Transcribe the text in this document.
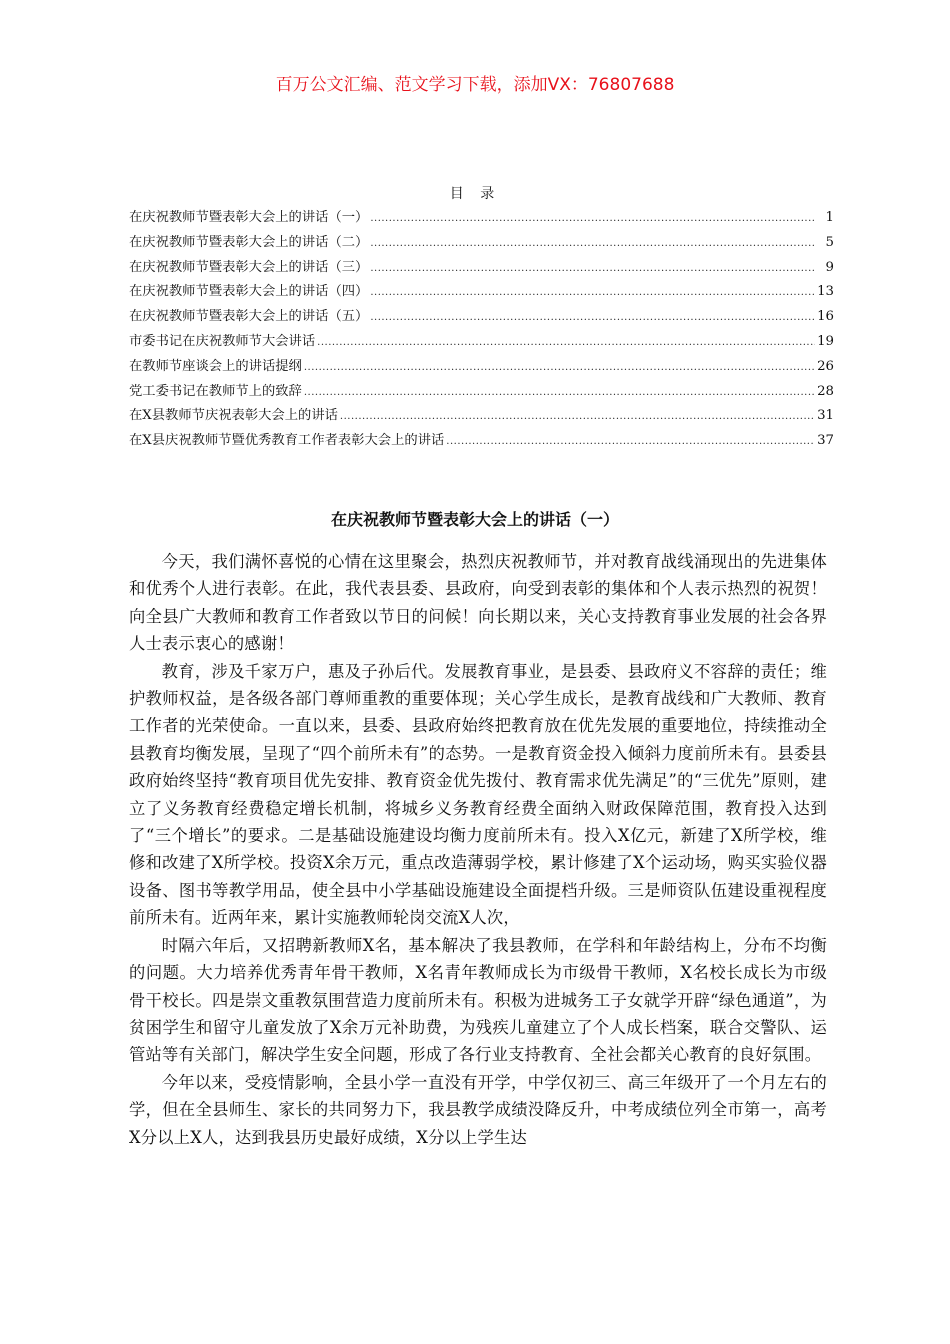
百万公文汇编、范文学习下载，添加VX：76807688
目 录
在庆祝教师节暨表彰大会上的讲话（一） .....	1
在庆祝教师节暨表彰大会上的讲话（二） .....	5
在庆祝教师节暨表彰大会上的讲话（三） .....	9
在庆祝教师节暨表彰大会上的讲话（四） .....	13
在庆祝教师节暨表彰大会上的讲话（五） .....	16
市委书记在庆祝教师节大会讲话 .....	19
在教师节座谈会上的讲话提纲 .....	26
党工委书记在教师节上的致辞 .....	28
在X县教师节庆祝表彰大会上的讲话 .....	31
在X县庆祝教师节暨优秀教育工作者表彰大会上的讲话 .....	37
在庆祝教师节暨表彰大会上的讲话（一）

今天，我们满怀喜悦的心情在这里聚会，热烈庆祝教师节，并对教育战线涌现出的先进集体和优秀个人进行表彰。在此，我代表县委、县政府，向受到表彰的集体和个人表示热烈的祝贺！向全县广大教师和教育工作者致以节日的问候！向长期以来，关心支持教育事业发展的社会各界人士表示衷心的感谢！

教育，涉及千家万户，惠及子孙后代。发展教育事业，是县委、县政府义不容辞的责任；维护教师权益，是各级各部门尊师重教的重要体现；关心学生成长，是教育战线和广大教师、教育工作者的光荣使命。一直以来，县委、县政府始终把教育放在优先发展的重要地位，持续推动全县教育均衡发展，呈现了“四个前所未有”的态势。一是教育资金投入倾斜力度前所未有。县委县政府始终坚持“教育项目优先安排、教育资金优先拨付、教育需求优先满足”的“三优先”原则，建立了义务教育经费稳定增长机制，将城乡义务教育经费全面纳入财政保障范围，教育投入达到了“三个增长”的要求。二是基础设施建设均衡力度前所未有。投入X亿元，新建了X所学校，维修和改建了X所学校。投资X余万元，重点改造薄弱学校，累计修建了X个运动场，购买实验仪器设备、图书等教学用品，使全县中小学基础设施建设全面提档升级。三是师资队伍建设重视程度前所未有。近两年来，累计实施教师轮岗交流X人次，

时隔六年后，又招聘新教师X名，基本解决了我县教师，在学科和年龄结构上，分布不均衡的问题。大力培养优秀青年骨干教师，X名青年教师成长为市级骨干教师，X名校长成长为市级骨干校长。四是崇文重教氛围营造力度前所未有。积极为进城务工子女就学开辟“绿色通道”，为贫困学生和留守儿童发放了X余万元补助费，为残疾儿童建立了个人成长档案，联合交警队、运管站等有关部门，解决学生安全问题，形成了各行业支持教育、全社会都关心教育的良好氛围。

今年以来，受疫情影响，全县小学一直没有开学，中学仅初三、高三年级开了一个月左右的学，但在全县师生、家长的共同努力下，我县教学成绩没降反升，中考成绩位列全市第一，高考X分以上X人，达到我县历史最好成绩，X分以上学生达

****************

The answer must consist solely of the number of lines in the entries that contain the word "在庆祝教师节暨表彰大会上的讲话".

6